# Records shown start
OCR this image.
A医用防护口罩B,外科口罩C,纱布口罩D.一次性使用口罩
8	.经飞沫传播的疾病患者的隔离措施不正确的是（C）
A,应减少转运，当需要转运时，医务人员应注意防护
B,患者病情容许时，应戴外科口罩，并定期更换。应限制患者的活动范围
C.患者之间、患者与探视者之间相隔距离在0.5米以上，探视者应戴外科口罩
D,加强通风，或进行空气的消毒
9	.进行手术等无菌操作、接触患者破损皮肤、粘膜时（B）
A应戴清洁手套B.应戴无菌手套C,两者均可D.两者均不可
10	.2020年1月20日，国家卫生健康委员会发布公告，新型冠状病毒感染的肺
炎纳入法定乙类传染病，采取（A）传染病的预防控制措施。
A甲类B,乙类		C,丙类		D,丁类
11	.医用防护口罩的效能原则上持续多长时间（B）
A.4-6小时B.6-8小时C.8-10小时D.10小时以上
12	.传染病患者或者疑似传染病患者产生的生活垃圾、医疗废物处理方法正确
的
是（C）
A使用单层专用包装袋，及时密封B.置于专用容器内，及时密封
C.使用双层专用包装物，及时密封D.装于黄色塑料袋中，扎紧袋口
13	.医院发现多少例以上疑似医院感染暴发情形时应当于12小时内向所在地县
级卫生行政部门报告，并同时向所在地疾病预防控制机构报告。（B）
# Records shown end
# Records shown start
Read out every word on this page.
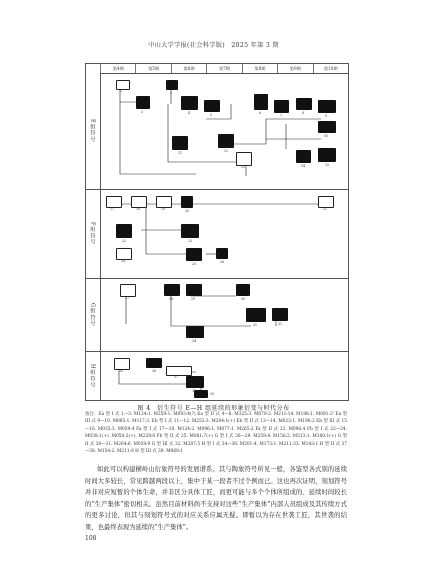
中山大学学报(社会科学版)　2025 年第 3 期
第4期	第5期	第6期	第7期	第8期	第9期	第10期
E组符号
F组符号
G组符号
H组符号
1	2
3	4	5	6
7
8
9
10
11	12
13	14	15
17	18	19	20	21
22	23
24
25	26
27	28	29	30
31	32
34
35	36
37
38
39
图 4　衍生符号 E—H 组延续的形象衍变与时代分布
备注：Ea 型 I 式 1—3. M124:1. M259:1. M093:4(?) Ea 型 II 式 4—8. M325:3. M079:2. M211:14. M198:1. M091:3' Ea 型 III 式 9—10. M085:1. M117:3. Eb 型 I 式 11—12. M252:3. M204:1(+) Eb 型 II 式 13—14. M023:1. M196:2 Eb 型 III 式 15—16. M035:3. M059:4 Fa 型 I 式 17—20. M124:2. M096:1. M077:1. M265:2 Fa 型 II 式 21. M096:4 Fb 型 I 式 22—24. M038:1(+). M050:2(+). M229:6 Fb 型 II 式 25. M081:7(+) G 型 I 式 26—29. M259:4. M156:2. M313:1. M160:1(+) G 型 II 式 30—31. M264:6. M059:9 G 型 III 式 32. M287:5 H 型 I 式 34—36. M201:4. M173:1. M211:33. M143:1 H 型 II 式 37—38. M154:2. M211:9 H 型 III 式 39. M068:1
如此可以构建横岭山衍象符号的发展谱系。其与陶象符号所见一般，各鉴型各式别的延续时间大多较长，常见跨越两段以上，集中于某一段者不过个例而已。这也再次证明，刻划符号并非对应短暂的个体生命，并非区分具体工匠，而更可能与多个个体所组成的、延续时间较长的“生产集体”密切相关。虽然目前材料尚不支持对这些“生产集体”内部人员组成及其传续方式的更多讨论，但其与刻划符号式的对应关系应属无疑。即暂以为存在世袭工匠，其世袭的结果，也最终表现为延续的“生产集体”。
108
# Records shown end
# Records shown start
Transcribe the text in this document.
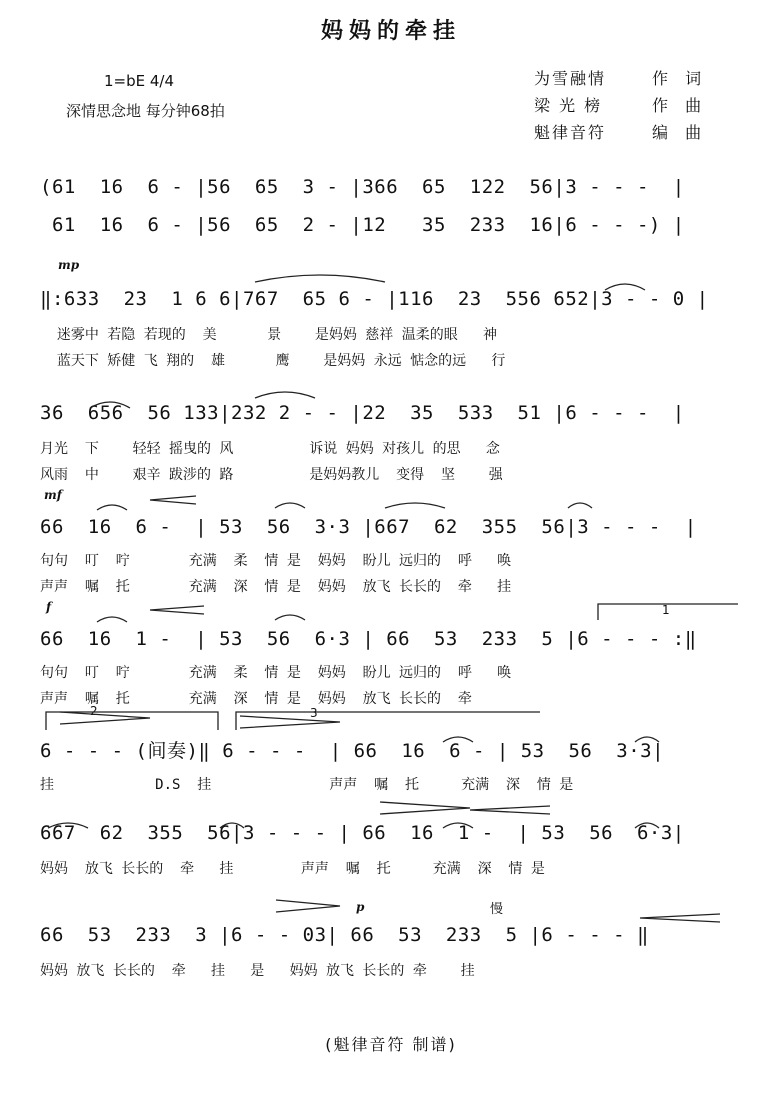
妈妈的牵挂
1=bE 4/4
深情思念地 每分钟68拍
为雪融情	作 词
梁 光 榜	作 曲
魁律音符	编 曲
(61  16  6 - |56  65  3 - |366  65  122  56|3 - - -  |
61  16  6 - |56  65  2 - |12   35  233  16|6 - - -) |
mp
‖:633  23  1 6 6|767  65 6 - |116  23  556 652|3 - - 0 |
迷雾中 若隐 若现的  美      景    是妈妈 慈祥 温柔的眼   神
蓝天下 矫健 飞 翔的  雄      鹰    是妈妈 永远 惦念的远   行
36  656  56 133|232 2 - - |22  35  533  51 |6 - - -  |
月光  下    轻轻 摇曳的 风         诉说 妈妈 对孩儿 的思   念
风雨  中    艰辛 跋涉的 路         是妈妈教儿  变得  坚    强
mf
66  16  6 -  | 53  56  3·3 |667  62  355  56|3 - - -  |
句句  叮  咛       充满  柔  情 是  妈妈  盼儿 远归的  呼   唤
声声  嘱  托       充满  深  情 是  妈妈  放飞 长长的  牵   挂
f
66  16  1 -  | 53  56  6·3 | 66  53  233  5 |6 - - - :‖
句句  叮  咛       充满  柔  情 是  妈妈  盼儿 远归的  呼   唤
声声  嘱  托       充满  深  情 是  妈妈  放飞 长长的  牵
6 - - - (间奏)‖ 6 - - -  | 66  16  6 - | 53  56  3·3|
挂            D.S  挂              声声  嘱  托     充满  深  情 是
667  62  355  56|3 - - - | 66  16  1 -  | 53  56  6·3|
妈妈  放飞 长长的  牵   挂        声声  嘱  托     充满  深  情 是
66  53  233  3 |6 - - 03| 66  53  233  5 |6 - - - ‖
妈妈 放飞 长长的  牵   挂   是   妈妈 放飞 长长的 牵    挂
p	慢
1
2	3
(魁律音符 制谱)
# Records shown end
Show all lines from the records above where the word "this" occurs.

OCR this image.
Read out every word on this page.
Transcribe the text in this document.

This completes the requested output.